#### [Task instructions]
Below are records. Count every line containing the word "forwarded" and give the number alone.
####################
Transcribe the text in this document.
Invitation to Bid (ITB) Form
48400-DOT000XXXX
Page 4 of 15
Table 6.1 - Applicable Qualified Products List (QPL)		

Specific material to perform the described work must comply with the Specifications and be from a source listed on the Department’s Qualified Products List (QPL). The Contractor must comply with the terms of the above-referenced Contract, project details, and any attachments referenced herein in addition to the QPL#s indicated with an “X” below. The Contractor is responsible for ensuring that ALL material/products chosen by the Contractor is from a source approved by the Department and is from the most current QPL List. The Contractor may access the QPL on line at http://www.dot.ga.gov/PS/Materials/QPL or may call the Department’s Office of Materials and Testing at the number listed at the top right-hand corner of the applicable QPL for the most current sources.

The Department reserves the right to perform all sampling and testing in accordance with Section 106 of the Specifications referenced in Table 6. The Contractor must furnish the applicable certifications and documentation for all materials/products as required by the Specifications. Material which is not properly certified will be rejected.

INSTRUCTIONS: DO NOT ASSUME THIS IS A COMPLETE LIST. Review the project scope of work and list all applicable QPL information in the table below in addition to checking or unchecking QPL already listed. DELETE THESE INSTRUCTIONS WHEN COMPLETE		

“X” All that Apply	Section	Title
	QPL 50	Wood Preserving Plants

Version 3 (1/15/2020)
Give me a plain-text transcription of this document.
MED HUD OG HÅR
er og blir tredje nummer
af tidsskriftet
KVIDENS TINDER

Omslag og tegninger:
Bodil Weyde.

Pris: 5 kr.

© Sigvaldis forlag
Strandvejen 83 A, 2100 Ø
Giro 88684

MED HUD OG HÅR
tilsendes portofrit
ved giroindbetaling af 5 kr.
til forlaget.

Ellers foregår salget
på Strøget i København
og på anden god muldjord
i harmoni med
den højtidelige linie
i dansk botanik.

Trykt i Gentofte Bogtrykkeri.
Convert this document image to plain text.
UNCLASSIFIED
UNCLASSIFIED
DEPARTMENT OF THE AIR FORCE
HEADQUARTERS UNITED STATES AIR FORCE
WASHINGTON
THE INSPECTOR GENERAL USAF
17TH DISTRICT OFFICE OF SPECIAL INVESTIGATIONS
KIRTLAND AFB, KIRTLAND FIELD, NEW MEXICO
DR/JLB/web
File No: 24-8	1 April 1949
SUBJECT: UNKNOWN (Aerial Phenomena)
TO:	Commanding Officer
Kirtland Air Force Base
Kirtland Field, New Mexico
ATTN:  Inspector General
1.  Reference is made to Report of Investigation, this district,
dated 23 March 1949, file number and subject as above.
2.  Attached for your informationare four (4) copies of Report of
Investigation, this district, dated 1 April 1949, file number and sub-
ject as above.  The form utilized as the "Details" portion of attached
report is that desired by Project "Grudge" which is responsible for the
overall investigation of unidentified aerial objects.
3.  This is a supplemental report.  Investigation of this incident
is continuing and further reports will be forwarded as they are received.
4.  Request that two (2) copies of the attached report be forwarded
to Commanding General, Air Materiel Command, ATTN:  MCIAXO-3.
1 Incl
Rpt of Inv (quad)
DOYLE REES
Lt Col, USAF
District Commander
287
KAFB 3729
####################
#### [The response]
2